[Dataset excerpts]

▬▬▬▬▬▬

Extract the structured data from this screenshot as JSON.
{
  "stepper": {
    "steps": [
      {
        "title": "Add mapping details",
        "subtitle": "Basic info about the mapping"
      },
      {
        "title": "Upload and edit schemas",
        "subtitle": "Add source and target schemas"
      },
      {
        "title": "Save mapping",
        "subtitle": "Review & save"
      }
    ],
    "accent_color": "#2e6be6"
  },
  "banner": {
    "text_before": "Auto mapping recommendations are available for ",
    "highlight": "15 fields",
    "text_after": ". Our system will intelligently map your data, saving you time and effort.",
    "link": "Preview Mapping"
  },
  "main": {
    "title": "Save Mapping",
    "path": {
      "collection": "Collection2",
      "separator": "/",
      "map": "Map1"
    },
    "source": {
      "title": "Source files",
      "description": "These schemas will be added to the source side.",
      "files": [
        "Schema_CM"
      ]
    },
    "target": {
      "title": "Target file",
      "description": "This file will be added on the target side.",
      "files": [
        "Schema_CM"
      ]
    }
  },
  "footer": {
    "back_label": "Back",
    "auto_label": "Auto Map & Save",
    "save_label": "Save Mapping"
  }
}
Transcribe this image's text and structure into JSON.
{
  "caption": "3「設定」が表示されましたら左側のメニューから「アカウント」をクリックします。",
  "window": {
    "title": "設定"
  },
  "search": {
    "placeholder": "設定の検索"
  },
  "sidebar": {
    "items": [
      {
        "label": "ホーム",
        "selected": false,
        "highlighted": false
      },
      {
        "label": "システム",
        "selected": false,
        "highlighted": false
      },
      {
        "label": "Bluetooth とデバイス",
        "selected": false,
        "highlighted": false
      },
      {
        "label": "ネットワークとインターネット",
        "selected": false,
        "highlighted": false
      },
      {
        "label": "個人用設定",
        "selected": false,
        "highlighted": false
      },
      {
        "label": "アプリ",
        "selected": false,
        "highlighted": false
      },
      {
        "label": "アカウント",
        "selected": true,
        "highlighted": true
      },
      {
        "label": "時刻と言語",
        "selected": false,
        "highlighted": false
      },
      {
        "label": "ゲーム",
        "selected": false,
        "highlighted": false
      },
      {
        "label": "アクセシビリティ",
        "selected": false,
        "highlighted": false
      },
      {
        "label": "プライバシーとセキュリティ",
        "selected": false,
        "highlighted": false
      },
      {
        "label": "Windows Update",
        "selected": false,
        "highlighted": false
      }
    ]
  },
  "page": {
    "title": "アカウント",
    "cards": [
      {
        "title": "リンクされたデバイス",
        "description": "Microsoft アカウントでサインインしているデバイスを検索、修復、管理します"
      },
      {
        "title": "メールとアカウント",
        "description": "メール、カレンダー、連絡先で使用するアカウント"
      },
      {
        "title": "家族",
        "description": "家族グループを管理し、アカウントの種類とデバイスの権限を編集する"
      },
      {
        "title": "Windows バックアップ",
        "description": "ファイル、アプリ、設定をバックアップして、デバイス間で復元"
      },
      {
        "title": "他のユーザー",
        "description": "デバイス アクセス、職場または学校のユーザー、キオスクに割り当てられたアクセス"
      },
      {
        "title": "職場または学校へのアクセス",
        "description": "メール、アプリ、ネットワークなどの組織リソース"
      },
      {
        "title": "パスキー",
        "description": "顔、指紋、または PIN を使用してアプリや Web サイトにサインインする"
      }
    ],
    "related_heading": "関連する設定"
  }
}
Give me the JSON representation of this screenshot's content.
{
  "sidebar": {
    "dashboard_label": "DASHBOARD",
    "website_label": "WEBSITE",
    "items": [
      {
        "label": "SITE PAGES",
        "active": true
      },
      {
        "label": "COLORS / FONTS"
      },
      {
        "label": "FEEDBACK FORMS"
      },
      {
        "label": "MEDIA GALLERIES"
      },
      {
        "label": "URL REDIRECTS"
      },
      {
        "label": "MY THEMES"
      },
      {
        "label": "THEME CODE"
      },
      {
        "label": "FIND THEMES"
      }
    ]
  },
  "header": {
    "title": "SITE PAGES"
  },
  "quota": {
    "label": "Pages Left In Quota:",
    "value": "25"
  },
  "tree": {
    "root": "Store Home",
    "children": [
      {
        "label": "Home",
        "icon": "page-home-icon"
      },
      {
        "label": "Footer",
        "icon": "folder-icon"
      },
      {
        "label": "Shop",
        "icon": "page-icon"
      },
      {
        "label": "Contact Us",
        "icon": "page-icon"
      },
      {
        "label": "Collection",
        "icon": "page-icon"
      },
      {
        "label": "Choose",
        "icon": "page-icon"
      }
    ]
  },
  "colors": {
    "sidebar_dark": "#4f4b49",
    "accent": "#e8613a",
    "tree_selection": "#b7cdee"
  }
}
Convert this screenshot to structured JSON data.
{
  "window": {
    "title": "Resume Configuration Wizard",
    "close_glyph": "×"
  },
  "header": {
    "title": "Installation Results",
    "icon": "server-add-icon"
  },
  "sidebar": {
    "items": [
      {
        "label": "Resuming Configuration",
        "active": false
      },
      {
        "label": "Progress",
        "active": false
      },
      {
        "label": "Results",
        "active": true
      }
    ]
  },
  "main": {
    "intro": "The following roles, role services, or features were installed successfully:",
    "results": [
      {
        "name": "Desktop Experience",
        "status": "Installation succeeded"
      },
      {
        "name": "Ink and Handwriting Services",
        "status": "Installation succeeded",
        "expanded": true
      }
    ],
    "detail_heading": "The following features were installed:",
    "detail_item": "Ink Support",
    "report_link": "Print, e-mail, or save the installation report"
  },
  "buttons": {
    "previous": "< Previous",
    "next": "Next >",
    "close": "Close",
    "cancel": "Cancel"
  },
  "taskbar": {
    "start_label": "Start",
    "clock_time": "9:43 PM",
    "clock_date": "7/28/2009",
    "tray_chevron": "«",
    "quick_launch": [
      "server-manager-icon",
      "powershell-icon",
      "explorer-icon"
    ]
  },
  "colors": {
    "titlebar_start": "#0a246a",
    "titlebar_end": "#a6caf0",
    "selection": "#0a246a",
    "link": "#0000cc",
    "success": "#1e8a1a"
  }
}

▬▬▬▬▬▬

== Request ==
Extract each line from the entries above that contains the string "JSON".

== Response for this exercise ==
Extract the structured data from this screenshot as JSON.
Transcribe this image's text and structure into JSON.
Give me the JSON representation of this screenshot's content.
Convert this screenshot to structured JSON data.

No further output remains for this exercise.